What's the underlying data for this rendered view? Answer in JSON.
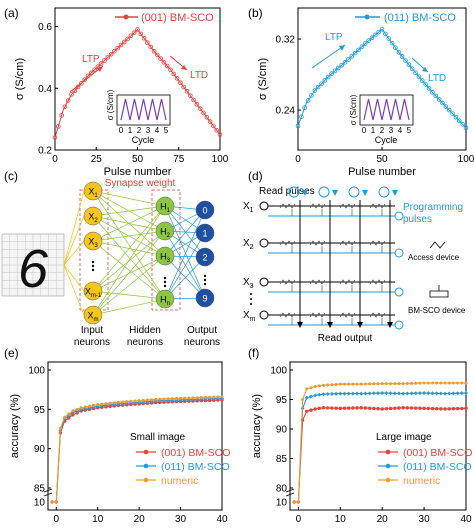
{
  "panels": {
    "a": {
      "letter": "(a)",
      "legend": "(001) BM-SCO",
      "ltp": "LTP",
      "ltd": "LTD",
      "inset_ylabel": "σ (S/cm)",
      "inset_xlabel": "Cycle",
      "inset_ticks": [
        "0",
        "1",
        "2",
        "3",
        "4",
        "5"
      ]
    },
    "b": {
      "letter": "(b)",
      "legend": "(011) BM-SCO",
      "ltp": "LTP",
      "ltd": "LTD",
      "inset_ylabel": "σ (S/cm)",
      "inset_xlabel": "Cycle",
      "inset_ticks": [
        "0",
        "1",
        "2",
        "3",
        "4",
        "5"
      ]
    },
    "c": {
      "letter": "(c)",
      "synapse_label": "Synapse weight",
      "inputs": [
        "X1",
        "X2",
        "X3",
        "Xm-1",
        "Xm"
      ],
      "hidden": [
        "H1",
        "H2",
        "H3",
        "Hn"
      ],
      "outputs": [
        "0",
        "1",
        "2",
        "9"
      ],
      "digit": "6",
      "cap_input": [
        "Input",
        "neurons"
      ],
      "cap_hidden": [
        "Hidden",
        "neurons"
      ],
      "cap_output": [
        "Output",
        "neurons"
      ]
    },
    "d": {
      "letter": "(d)",
      "read_pulses": "Read pulses",
      "programming": [
        "Programming",
        "pulses"
      ],
      "access_device": "Access device",
      "bm_device": "BM-SCO device",
      "read_output": "Read output",
      "rows": [
        "X1",
        "X2",
        "X3",
        "Xm"
      ]
    },
    "e": {
      "letter": "(e)",
      "note": "Small image"
    },
    "f": {
      "letter": "(f)",
      "note": "Large image"
    }
  },
  "colors": {
    "red": "#e8423b",
    "blue": "#1e9be0",
    "orange": "#f39a2b",
    "purple": "#7b3fb6",
    "yellow": "#f5c518",
    "green": "#8cc63f",
    "navy": "#1f4fa3"
  },
  "chart_data": [
    {
      "type": "line",
      "panel": "a",
      "xlabel": "Pulse number",
      "ylabel": "σ (S/cm)",
      "xlim": [
        0,
        100
      ],
      "ylim": [
        0.2,
        0.66
      ],
      "xticks": [
        0,
        25,
        50,
        75,
        100
      ],
      "yticks": [
        0.2,
        0.4,
        0.6
      ],
      "series": [
        {
          "name": "(001) BM-SCO",
          "peak_pulse": 50,
          "x": [
            0,
            5,
            10,
            20,
            30,
            40,
            50,
            60,
            70,
            80,
            90,
            100
          ],
          "y": [
            0.24,
            0.33,
            0.38,
            0.44,
            0.49,
            0.54,
            0.59,
            0.52,
            0.46,
            0.39,
            0.32,
            0.25
          ]
        }
      ]
    },
    {
      "type": "line",
      "panel": "b",
      "xlabel": "Pulse number",
      "ylabel": "σ (S/cm)",
      "xlim": [
        0,
        100
      ],
      "ylim": [
        0.195,
        0.355
      ],
      "xticks": [
        0,
        50,
        100
      ],
      "yticks": [
        0.24,
        0.32
      ],
      "series": [
        {
          "name": "(011) BM-SCO",
          "peak_pulse": 50,
          "x": [
            0,
            5,
            10,
            20,
            30,
            40,
            50,
            60,
            70,
            80,
            90,
            100
          ],
          "y": [
            0.222,
            0.248,
            0.262,
            0.281,
            0.297,
            0.315,
            0.331,
            0.305,
            0.282,
            0.26,
            0.24,
            0.22
          ]
        }
      ]
    },
    {
      "type": "line",
      "panel": "e",
      "xlabel": "Training epoch",
      "ylabel": "accuracy (%)",
      "xlim": [
        -2,
        40
      ],
      "ylim": [
        85,
        100
      ],
      "y_break_label": "10",
      "xticks": [
        0,
        10,
        20,
        30,
        40
      ],
      "yticks": [
        85,
        90,
        95,
        100
      ],
      "series": [
        {
          "name": "(001) BM-SCO",
          "x": [
            -1,
            0,
            1,
            2,
            4,
            6,
            10,
            15,
            20,
            25,
            30,
            35,
            40
          ],
          "y": [
            null,
            null,
            92.0,
            93.5,
            94.3,
            94.8,
            95.2,
            95.5,
            95.7,
            95.9,
            96.0,
            96.1,
            96.2
          ]
        },
        {
          "name": "(011) BM-SCO",
          "x": [
            -1,
            0,
            1,
            2,
            4,
            6,
            10,
            15,
            20,
            25,
            30,
            35,
            40
          ],
          "y": [
            null,
            null,
            92.3,
            93.8,
            94.6,
            95.0,
            95.4,
            95.7,
            95.9,
            96.1,
            96.2,
            96.3,
            96.4
          ]
        },
        {
          "name": "numeric",
          "x": [
            -1,
            0,
            1,
            2,
            4,
            6,
            10,
            15,
            20,
            25,
            30,
            35,
            40
          ],
          "y": [
            null,
            null,
            92.6,
            94.0,
            94.8,
            95.2,
            95.6,
            95.9,
            96.1,
            96.3,
            96.4,
            96.5,
            96.6
          ]
        }
      ]
    },
    {
      "type": "line",
      "panel": "f",
      "xlabel": "Training epoch",
      "ylabel": "accuracy (%)",
      "xlim": [
        -2,
        40
      ],
      "ylim": [
        80,
        100
      ],
      "y_break_label": "10",
      "xticks": [
        0,
        10,
        20,
        30,
        40
      ],
      "yticks": [
        80,
        85,
        90,
        95,
        100
      ],
      "series": [
        {
          "name": "(001) BM-SCO",
          "x": [
            -1,
            0,
            1,
            2,
            4,
            6,
            10,
            15,
            20,
            25,
            30,
            35,
            40
          ],
          "y": [
            null,
            null,
            91.5,
            93.0,
            93.4,
            93.6,
            93.5,
            93.6,
            93.4,
            93.6,
            93.5,
            93.4,
            93.5
          ]
        },
        {
          "name": "(011) BM-SCO",
          "x": [
            -1,
            0,
            1,
            2,
            4,
            6,
            10,
            15,
            20,
            25,
            30,
            35,
            40
          ],
          "y": [
            null,
            null,
            93.5,
            95.3,
            95.7,
            95.9,
            96.0,
            96.0,
            96.1,
            96.0,
            96.1,
            96.0,
            96.1
          ]
        },
        {
          "name": "numeric",
          "x": [
            -1,
            0,
            1,
            2,
            4,
            6,
            10,
            15,
            20,
            25,
            30,
            35,
            40
          ],
          "y": [
            null,
            null,
            95.0,
            96.8,
            97.2,
            97.4,
            97.6,
            97.6,
            97.7,
            97.7,
            97.8,
            97.8,
            97.8
          ]
        }
      ]
    }
  ]
}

- - - - -

EXERCISE AIM → Quote the preceding records in their entirety, excluding every picture.

PROBLEM SOLUTION →
What's the underlying data for this rendered view? Answer in JSON.
{
  "panels": {
    "a": {
      "letter": "(a)",
      "legend": "(001) BM-SCO",
      "ltp": "LTP",
      "ltd": "LTD",
      "inset_ylabel": "σ (S/cm)",
      "inset_xlabel": "Cycle",
      "inset_ticks": [
        "0",
        "1",
        "2",
        "3",
        "4",
        "5"
      ]
    },
    "b": {
      "letter": "(b)",
      "legend": "(011) BM-SCO",
      "ltp": "LTP",
      "ltd": "LTD",
      "inset_ylabel": "σ (S/cm)",
      "inset_xlabel": "Cycle",
      "inset_ticks": [
        "0",
        "1",
        "2",
        "3",
        "4",
        "5"
      ]
    },
    "c": {
      "letter": "(c)",
      "synapse_label": "Synapse weight",
      "inputs": [
        "X1",
        "X2",
        "X3",
        "Xm-1",
        "Xm"
      ],
      "hidden": [
        "H1",
        "H2",
        "H3",
        "Hn"
      ],
      "outputs": [
        "0",
        "1",
        "2",
        "9"
      ],
      "digit": "6",
      "cap_input": [
        "Input",
        "neurons"
      ],
      "cap_hidden": [
        "Hidden",
        "neurons"
      ],
      "cap_output": [
        "Output",
        "neurons"
      ]
    },
    "d": {
      "letter": "(d)",
      "read_pulses": "Read pulses",
      "programming": [
        "Programming",
        "pulses"
      ],
      "access_device": "Access device",
      "bm_device": "BM-SCO device",
      "read_output": "Read output",
      "rows": [
        "X1",
        "X2",
        "X3",
        "Xm"
      ]
    },
    "e": {
      "letter": "(e)",
      "note": "Small image"
    },
    "f": {
      "letter": "(f)",
      "note": "Large image"
    }
  },
  "colors": {
    "red": "#e8423b",
    "blue": "#1e9be0",
    "orange": "#f39a2b",
    "purple": "#7b3fb6",
    "yellow": "#f5c518",
    "green": "#8cc63f",
    "navy": "#1f4fa3"
  },
  "chart_data": [
    {
      "type": "line",
      "panel": "a",
      "xlabel": "Pulse number",
      "ylabel": "σ (S/cm)",
      "xlim": [
        0,
        100
      ],
      "ylim": [
        0.2,
        0.66
      ],
      "xticks": [
        0,
        25,
        50,
        75,
        100
      ],
      "yticks": [
        0.2,
        0.4,
        0.6
      ],
      "series": [
        {
          "name": "(001) BM-SCO",
          "peak_pulse": 50,
          "x": [
            0,
            5,
            10,
            20,
            30,
            40,
            50,
            60,
            70,
            80,
            90,
            100
          ],
          "y": [
            0.24,
            0.33,
            0.38,
            0.44,
            0.49,
            0.54,
            0.59,
            0.52,
            0.46,
            0.39,
            0.32,
            0.25
          ]
        }
      ]
    },
    {
      "type": "line",
      "panel": "b",
      "xlabel": "Pulse number",
      "ylabel": "σ (S/cm)",
      "xlim": [
        0,
        100
      ],
      "ylim": [
        0.195,
        0.355
      ],
      "xticks": [
        0,
        50,
        100
      ],
      "yticks": [
        0.24,
        0.32
      ],
      "series": [
        {
          "name": "(011) BM-SCO",
          "peak_pulse": 50,
          "x": [
            0,
            5,
            10,
            20,
            30,
            40,
            50,
            60,
            70,
            80,
            90,
            100
          ],
          "y": [
            0.222,
            0.248,
            0.262,
            0.281,
            0.297,
            0.315,
            0.331,
            0.305,
            0.282,
            0.26,
            0.24,
            0.22
          ]
        }
      ]
    },
    {
      "type": "line",
      "panel": "e",
      "xlabel": "Training epoch",
      "ylabel": "accuracy (%)",
      "xlim": [
        -2,
        40
      ],
      "ylim": [
        85,
        100
      ],
      "y_break_label": "10",
      "xticks": [
        0,
        10,
        20,
        30,
        40
      ],
      "yticks": [
        85,
        90,
        95,
        100
      ],
      "series": [
        {
          "name": "(001) BM-SCO",
          "x": [
            -1,
            0,
            1,
            2,
            4,
            6,
            10,
            15,
            20,
            25,
            30,
            35,
            40
          ],
          "y": [
            null,
            null,
            92.0,
            93.5,
            94.3,
            94.8,
            95.2,
            95.5,
            95.7,
            95.9,
            96.0,
            96.1,
            96.2
          ]
        },
        {
          "name": "(011) BM-SCO",
          "x": [
            -1,
            0,
            1,
            2,
            4,
            6,
            10,
            15,
            20,
            25,
            30,
            35,
            40
          ],
          "y": [
            null,
            null,
            92.3,
            93.8,
            94.6,
            95.0,
            95.4,
            95.7,
            95.9,
            96.1,
            96.2,
            96.3,
            96.4
          ]
        },
        {
          "name": "numeric",
          "x": [
            -1,
            0,
            1,
            2,
            4,
            6,
            10,
            15,
            20,
            25,
            30,
            35,
            40
          ],
          "y": [
            null,
            null,
            92.6,
            94.0,
            94.8,
            95.2,
            95.6,
            95.9,
            96.1,
            96.3,
            96.4,
            96.5,
            96.6
          ]
        }
      ]
    },
    {
      "type": "line",
      "panel": "f",
      "xlabel": "Training epoch",
      "ylabel": "accuracy (%)",
      "xlim": [
        -2,
        40
      ],
      "ylim": [
        80,
        100
      ],
      "y_break_label": "10",
      "xticks": [
        0,
        10,
        20,
        30,
        40
      ],
      "yticks": [
        80,
        85,
        90,
        95,
        100
      ],
      "series": [
        {
          "name": "(001) BM-SCO",
          "x": [
            -1,
            0,
            1,
            2,
            4,
            6,
            10,
            15,
            20,
            25,
            30,
            35,
            40
          ],
          "y": [
            null,
            null,
            91.5,
            93.0,
            93.4,
            93.6,
            93.5,
            93.6,
            93.4,
            93.6,
            93.5,
            93.4,
            93.5
          ]
        },
        {
          "name": "(011) BM-SCO",
          "x": [
            -1,
            0,
            1,
            2,
            4,
            6,
            10,
            15,
            20,
            25,
            30,
            35,
            40
          ],
          "y": [
            null,
            null,
            93.5,
            95.3,
            95.7,
            95.9,
            96.0,
            96.0,
            96.1,
            96.0,
            96.1,
            96.0,
            96.1
          ]
        },
        {
          "name": "numeric",
          "x": [
            -1,
            0,
            1,
            2,
            4,
            6,
            10,
            15,
            20,
            25,
            30,
            35,
            40
          ],
          "y": [
            null,
            null,
            95.0,
            96.8,
            97.2,
            97.4,
            97.6,
            97.6,
            97.7,
            97.7,
            97.8,
            97.8,
            97.8
          ]
        }
      ]
    }
  ]
}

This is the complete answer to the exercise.